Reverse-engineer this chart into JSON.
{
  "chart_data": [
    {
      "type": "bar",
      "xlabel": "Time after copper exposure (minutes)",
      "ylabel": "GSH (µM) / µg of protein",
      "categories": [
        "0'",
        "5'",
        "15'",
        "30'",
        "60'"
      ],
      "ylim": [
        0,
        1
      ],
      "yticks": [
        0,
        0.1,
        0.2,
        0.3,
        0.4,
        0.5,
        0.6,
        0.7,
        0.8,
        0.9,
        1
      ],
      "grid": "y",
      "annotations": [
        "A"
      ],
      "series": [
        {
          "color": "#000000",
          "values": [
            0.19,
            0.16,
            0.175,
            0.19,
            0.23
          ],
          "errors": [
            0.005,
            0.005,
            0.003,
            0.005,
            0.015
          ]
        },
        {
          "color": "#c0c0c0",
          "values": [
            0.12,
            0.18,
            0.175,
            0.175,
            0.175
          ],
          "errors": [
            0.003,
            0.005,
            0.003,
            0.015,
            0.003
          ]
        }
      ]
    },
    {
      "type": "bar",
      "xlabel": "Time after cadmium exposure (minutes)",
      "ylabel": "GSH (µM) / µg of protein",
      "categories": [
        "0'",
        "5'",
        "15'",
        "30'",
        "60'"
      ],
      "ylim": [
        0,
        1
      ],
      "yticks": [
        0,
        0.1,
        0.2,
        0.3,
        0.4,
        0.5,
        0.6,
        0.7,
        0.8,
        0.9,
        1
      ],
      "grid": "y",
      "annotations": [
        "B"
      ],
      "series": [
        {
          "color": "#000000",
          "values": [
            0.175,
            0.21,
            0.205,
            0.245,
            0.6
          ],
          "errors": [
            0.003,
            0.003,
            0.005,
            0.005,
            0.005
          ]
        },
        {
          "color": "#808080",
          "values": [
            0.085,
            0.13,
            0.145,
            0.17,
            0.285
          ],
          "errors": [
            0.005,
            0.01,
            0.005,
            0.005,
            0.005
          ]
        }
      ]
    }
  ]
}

(DESCRIPTION OF THE TASK):
Your task is to return all of the material exactly.

(WRITTEN ANSWER):
Reverse-engineer this chart into JSON.
{
  "chart_data": [
    {
      "type": "bar",
      "xlabel": "Time after copper exposure (minutes)",
      "ylabel": "GSH (µM) / µg of protein",
      "categories": [
        "0'",
        "5'",
        "15'",
        "30'",
        "60'"
      ],
      "ylim": [
        0,
        1
      ],
      "yticks": [
        0,
        0.1,
        0.2,
        0.3,
        0.4,
        0.5,
        0.6,
        0.7,
        0.8,
        0.9,
        1
      ],
      "grid": "y",
      "annotations": [
        "A"
      ],
      "series": [
        {
          "color": "#000000",
          "values": [
            0.19,
            0.16,
            0.175,
            0.19,
            0.23
          ],
          "errors": [
            0.005,
            0.005,
            0.003,
            0.005,
            0.015
          ]
        },
        {
          "color": "#c0c0c0",
          "values": [
            0.12,
            0.18,
            0.175,
            0.175,
            0.175
          ],
          "errors": [
            0.003,
            0.005,
            0.003,
            0.015,
            0.003
          ]
        }
      ]
    },
    {
      "type": "bar",
      "xlabel": "Time after cadmium exposure (minutes)",
      "ylabel": "GSH (µM) / µg of protein",
      "categories": [
        "0'",
        "5'",
        "15'",
        "30'",
        "60'"
      ],
      "ylim": [
        0,
        1
      ],
      "yticks": [
        0,
        0.1,
        0.2,
        0.3,
        0.4,
        0.5,
        0.6,
        0.7,
        0.8,
        0.9,
        1
      ],
      "grid": "y",
      "annotations": [
        "B"
      ],
      "series": [
        {
          "color": "#000000",
          "values": [
            0.175,
            0.21,
            0.205,
            0.245,
            0.6
          ],
          "errors": [
            0.003,
            0.003,
            0.005,
            0.005,
            0.005
          ]
        },
        {
          "color": "#808080",
          "values": [
            0.085,
            0.13,
            0.145,
            0.17,
            0.285
          ],
          "errors": [
            0.005,
            0.01,
            0.005,
            0.005,
            0.005
          ]
        }
      ]
    }
  ]
}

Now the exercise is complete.